**Written request**. Print each of the entries exactly, leaving nothing out.

######

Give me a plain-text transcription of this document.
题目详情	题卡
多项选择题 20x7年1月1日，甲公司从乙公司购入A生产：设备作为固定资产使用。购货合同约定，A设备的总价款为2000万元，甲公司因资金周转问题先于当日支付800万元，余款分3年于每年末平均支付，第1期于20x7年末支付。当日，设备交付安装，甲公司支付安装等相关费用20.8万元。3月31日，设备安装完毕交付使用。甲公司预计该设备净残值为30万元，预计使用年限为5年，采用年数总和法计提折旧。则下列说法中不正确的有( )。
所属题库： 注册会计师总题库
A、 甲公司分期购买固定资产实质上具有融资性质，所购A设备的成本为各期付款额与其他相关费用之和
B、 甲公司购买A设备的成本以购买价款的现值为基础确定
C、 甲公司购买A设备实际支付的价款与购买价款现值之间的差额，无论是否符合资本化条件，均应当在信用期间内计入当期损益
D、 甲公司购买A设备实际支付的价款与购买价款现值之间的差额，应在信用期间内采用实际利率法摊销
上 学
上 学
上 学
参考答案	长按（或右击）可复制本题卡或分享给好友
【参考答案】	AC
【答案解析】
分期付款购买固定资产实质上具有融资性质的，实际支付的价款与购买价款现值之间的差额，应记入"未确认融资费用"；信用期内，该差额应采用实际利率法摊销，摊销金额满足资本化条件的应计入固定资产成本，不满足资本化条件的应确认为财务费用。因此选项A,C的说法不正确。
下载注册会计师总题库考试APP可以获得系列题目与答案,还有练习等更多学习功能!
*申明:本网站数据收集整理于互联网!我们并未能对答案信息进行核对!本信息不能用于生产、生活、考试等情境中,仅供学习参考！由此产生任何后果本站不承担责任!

######

**Solution**.
Give me a plain-text transcription of this document.
题目详情	题卡
多项选择题 20x7年1月1日，甲公司从乙公司购入A生产：设备作为固定资产使用。购货合同约定，A设备的总价款为2000万元，甲公司因资金周转问题先于当日支付800万元，余款分3年于每年末平均支付，第1期于20x7年末支付。当日，设备交付安装，甲公司支付安装等相关费用20.8万元。3月31日，设备安装完毕交付使用。甲公司预计该设备净残值为30万元，预计使用年限为5年，采用年数总和法计提折旧。则下列说法中不正确的有( )。
所属题库： 注册会计师总题库
A、 甲公司分期购买固定资产实质上具有融资性质，所购A设备的成本为各期付款额与其他相关费用之和
B、 甲公司购买A设备的成本以购买价款的现值为基础确定
C、 甲公司购买A设备实际支付的价款与购买价款现值之间的差额，无论是否符合资本化条件，均应当在信用期间内计入当期损益
D、 甲公司购买A设备实际支付的价款与购买价款现值之间的差额，应在信用期间内采用实际利率法摊销
上 学
上 学
上 学
参考答案	长按（或右击）可复制本题卡或分享给好友
【参考答案】	AC
【答案解析】
分期付款购买固定资产实质上具有融资性质的，实际支付的价款与购买价款现值之间的差额，应记入"未确认融资费用"；信用期内，该差额应采用实际利率法摊销，摊销金额满足资本化条件的应计入固定资产成本，不满足资本化条件的应确认为财务费用。因此选项A,C的说法不正确。
下载注册会计师总题库考试APP可以获得系列题目与答案,还有练习等更多学习功能!
*申明:本网站数据收集整理于互联网!我们并未能对答案信息进行核对!本信息不能用于生产、生活、考试等情境中,仅供学习参考！由此产生任何后果本站不承担责任!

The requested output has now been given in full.